EXERCISE DETAILS: The lines to copy are those holding the string "Gynäkologische" in the entries below.

────

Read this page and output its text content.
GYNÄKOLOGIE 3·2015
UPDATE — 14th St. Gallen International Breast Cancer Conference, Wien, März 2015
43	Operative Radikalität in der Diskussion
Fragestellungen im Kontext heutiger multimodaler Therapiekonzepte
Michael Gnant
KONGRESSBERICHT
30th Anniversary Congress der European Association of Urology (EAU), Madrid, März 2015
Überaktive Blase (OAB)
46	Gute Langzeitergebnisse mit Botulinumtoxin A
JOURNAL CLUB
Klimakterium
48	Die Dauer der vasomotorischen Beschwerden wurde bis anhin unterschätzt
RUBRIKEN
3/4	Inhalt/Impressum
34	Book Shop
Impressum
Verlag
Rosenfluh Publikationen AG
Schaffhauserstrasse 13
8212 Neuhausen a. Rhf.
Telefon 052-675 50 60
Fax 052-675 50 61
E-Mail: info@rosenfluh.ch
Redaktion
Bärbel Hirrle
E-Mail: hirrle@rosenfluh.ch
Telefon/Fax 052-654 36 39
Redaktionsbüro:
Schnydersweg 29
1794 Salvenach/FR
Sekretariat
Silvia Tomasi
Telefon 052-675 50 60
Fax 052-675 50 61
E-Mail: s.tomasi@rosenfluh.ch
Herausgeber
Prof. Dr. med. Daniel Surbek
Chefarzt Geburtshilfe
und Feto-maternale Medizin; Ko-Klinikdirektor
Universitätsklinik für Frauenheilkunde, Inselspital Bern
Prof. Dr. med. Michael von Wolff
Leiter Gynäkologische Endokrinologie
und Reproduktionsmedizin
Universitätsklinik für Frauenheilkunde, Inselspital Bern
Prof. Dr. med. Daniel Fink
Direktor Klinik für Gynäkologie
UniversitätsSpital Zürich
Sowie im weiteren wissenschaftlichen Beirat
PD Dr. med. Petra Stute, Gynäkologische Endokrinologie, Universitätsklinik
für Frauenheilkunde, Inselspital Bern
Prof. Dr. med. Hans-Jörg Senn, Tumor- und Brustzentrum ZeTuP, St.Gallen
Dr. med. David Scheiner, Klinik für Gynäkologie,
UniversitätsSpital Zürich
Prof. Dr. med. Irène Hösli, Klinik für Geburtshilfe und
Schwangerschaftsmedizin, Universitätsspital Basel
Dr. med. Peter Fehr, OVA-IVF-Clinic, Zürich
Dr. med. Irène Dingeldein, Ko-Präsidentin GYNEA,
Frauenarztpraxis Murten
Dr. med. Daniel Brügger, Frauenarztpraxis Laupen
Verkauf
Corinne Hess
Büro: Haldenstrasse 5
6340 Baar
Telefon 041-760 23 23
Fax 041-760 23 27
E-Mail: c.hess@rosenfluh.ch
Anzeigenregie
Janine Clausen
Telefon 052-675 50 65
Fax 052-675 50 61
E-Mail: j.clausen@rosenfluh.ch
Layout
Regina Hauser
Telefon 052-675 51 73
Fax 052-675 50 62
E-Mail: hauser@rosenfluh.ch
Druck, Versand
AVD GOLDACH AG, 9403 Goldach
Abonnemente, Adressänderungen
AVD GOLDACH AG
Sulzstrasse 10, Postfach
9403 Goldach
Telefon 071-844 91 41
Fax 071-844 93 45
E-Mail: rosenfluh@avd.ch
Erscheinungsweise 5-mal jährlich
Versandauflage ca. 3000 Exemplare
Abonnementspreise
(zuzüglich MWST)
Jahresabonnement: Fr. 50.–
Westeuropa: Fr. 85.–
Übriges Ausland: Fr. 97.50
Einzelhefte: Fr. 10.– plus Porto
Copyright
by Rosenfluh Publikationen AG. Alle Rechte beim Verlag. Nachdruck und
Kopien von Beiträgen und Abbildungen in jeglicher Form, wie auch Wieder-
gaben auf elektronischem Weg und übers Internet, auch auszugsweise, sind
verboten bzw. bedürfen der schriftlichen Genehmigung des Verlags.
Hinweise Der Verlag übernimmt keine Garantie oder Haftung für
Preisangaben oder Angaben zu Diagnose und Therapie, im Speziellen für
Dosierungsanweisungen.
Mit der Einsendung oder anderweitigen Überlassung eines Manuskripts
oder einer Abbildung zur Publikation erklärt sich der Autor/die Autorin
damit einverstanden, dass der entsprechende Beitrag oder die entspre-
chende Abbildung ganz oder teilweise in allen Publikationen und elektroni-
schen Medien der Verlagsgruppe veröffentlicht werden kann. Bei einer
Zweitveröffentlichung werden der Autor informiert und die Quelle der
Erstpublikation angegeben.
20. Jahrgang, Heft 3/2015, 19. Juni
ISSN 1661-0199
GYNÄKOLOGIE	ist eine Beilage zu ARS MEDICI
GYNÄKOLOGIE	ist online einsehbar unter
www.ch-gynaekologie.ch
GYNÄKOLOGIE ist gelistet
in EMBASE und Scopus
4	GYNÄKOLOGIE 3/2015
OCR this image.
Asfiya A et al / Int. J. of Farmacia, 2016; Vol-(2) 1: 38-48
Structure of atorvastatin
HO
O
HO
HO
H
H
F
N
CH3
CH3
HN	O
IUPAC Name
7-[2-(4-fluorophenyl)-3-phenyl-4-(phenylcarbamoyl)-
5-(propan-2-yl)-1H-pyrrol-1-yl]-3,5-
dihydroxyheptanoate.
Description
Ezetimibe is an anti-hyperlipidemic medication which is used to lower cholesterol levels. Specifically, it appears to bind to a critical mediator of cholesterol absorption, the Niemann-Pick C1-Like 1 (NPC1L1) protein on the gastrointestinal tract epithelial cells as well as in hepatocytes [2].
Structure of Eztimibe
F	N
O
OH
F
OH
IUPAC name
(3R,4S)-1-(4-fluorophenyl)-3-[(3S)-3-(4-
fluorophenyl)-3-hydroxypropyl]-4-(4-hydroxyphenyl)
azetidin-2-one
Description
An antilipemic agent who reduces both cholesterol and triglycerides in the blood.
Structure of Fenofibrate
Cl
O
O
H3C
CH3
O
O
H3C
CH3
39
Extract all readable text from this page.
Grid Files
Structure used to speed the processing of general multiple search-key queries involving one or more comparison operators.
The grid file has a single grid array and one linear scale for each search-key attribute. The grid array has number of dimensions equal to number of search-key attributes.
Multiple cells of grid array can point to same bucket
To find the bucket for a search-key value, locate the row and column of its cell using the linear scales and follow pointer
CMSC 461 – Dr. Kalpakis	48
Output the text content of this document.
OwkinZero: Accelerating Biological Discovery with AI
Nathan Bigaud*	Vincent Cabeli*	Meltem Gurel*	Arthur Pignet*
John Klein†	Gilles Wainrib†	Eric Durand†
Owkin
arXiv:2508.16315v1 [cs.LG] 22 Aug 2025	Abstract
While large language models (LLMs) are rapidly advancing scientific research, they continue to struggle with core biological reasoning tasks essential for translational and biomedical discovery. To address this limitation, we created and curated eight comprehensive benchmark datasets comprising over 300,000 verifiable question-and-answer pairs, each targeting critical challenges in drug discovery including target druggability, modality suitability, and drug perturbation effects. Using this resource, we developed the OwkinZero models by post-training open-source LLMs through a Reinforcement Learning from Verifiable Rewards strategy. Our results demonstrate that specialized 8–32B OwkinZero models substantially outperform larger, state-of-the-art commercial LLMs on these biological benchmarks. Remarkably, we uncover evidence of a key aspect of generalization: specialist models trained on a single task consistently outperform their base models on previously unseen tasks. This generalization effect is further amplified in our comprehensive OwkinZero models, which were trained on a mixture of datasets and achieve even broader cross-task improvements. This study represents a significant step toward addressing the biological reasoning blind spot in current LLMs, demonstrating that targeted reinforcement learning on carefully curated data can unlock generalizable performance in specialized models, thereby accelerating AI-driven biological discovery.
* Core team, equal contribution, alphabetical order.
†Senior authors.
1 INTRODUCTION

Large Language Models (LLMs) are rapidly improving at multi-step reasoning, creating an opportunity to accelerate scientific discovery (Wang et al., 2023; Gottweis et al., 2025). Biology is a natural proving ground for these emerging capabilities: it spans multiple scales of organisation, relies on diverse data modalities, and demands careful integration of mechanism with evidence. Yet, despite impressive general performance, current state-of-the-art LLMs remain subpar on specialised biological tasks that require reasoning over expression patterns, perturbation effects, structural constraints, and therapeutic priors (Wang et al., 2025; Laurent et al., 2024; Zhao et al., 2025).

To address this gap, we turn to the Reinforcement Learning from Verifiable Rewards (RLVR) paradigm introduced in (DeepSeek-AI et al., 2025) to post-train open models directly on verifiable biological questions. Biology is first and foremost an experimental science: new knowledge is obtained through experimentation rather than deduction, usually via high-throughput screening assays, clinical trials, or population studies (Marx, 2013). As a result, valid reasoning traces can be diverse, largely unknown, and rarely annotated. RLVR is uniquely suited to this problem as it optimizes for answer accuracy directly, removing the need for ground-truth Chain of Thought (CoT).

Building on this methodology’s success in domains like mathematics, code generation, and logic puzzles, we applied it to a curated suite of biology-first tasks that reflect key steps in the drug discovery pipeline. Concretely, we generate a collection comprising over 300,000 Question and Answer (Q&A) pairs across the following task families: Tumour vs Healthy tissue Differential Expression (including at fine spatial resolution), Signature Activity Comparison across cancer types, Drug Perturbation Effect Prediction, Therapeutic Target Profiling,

────

RESPONSE TO THIS TASK:
Leiter Gynäkologische Endokrinologie
PD Dr. med. Petra Stute, Gynäkologische Endokrinologie, Universitätsklinik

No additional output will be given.